Collect all lines from the listing that include the string "football".

Stored records:

=-=-=-=-=

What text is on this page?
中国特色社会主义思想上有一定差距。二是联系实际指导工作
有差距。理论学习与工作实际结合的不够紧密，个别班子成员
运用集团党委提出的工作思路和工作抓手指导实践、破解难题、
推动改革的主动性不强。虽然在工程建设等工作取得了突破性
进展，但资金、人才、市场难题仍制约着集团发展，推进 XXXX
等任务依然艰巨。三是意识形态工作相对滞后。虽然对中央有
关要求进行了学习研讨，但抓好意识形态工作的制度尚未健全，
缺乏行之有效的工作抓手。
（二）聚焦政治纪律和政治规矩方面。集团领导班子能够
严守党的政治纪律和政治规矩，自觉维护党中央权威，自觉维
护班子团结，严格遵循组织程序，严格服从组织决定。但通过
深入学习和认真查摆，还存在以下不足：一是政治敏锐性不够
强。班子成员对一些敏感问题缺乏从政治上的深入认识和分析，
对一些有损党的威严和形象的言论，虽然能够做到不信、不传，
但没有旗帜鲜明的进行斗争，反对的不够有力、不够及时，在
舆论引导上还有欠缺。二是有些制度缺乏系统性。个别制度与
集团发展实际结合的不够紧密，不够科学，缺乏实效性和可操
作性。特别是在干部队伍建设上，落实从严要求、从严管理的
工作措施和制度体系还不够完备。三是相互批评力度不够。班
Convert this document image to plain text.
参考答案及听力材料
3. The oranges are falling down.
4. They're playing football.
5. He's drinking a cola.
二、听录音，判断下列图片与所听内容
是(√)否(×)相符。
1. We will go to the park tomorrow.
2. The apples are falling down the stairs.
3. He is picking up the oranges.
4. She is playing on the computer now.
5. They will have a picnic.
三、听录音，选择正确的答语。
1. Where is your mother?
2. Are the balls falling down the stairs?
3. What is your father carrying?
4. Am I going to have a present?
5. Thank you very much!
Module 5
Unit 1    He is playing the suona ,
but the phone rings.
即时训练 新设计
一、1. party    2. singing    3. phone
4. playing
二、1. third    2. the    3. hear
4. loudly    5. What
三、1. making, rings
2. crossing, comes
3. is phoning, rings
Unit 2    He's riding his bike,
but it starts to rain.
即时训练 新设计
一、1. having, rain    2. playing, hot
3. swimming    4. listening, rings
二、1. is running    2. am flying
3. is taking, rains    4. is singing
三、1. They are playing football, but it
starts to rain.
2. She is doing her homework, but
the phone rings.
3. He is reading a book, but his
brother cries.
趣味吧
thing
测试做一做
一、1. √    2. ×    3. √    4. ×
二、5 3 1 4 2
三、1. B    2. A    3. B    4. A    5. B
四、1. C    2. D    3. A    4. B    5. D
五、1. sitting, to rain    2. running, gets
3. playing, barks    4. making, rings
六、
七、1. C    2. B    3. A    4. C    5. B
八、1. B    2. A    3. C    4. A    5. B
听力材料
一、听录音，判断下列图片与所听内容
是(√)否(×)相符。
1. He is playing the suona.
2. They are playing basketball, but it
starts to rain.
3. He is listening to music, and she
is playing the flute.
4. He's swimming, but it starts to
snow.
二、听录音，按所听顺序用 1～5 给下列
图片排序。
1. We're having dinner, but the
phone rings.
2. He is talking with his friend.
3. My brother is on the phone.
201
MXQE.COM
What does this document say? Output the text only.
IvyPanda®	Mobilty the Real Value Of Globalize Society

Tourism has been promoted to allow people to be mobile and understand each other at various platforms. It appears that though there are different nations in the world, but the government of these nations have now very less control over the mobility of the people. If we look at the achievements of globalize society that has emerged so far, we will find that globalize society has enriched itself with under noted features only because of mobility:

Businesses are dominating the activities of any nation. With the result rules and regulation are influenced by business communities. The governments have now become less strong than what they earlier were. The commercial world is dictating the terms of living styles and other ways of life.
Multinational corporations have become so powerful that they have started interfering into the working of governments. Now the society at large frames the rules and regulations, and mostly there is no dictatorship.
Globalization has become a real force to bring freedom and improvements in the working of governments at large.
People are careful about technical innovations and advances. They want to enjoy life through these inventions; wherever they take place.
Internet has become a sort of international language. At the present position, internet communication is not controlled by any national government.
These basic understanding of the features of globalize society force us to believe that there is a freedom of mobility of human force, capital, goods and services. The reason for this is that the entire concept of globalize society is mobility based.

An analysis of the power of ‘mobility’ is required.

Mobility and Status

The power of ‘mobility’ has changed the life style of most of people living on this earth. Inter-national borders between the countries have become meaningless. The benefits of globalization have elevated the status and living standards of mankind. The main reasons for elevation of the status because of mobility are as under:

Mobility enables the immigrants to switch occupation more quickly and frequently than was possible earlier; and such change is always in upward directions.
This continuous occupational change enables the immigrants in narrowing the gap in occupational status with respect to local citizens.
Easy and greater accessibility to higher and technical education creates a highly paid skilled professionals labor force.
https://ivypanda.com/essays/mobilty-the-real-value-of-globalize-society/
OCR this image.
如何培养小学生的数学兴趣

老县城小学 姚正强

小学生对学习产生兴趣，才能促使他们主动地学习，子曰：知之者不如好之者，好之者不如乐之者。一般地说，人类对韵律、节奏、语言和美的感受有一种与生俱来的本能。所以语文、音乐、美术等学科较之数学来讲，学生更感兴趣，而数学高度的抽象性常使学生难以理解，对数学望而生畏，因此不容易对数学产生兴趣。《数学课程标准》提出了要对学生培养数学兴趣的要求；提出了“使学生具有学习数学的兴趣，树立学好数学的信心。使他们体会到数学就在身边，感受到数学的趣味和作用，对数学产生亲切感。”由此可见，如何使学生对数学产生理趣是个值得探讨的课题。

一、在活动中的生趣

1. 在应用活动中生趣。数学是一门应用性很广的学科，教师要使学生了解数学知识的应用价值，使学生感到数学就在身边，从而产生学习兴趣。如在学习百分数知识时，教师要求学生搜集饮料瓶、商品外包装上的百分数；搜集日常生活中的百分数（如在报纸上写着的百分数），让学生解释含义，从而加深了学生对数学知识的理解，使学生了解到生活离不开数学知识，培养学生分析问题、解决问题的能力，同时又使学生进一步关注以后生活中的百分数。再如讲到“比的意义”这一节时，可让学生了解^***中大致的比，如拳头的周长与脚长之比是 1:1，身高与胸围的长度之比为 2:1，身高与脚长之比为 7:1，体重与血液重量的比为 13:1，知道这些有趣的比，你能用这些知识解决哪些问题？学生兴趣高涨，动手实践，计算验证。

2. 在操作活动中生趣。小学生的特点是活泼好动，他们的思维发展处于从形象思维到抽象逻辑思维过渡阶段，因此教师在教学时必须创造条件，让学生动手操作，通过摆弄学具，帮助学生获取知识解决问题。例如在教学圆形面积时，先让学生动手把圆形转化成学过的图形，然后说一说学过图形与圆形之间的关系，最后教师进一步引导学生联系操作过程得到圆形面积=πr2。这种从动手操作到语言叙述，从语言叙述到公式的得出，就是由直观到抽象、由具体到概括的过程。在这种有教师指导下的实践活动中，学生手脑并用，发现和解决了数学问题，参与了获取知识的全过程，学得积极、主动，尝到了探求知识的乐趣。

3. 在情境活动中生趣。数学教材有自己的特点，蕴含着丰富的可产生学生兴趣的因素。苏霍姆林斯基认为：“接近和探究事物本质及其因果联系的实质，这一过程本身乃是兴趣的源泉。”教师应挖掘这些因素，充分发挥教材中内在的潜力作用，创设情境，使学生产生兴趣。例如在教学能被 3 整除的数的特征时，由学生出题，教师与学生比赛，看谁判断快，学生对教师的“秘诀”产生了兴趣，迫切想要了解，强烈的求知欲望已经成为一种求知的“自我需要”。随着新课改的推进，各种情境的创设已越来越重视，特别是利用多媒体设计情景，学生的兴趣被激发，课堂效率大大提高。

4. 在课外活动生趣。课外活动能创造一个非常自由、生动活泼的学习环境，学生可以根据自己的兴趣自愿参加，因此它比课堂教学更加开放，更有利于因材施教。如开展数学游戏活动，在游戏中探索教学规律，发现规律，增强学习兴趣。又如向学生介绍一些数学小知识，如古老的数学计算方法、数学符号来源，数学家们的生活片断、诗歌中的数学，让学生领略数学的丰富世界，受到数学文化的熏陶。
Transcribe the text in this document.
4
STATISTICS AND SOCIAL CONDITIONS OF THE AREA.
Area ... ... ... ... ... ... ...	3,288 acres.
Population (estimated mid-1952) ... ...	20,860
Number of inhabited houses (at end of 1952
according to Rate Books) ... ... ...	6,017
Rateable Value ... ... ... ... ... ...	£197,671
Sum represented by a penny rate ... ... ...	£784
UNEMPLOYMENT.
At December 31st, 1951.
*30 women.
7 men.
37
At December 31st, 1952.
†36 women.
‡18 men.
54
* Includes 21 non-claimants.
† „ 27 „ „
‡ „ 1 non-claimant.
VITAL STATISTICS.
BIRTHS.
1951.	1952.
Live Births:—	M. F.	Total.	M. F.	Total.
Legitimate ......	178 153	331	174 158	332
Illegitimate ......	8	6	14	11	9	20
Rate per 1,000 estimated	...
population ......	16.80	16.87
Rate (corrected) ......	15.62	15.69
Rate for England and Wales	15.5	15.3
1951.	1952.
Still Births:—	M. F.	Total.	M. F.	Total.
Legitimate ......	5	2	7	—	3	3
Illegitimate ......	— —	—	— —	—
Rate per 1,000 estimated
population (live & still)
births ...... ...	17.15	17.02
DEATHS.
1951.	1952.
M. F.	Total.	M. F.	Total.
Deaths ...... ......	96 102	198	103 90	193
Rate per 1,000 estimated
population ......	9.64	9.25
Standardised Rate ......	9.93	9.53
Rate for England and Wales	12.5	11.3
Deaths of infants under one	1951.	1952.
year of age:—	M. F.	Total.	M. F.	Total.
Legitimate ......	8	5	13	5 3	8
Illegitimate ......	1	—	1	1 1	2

=-=-=-=-=

Exercise output:
4. They're playing football.
三、1. They are playing football, but it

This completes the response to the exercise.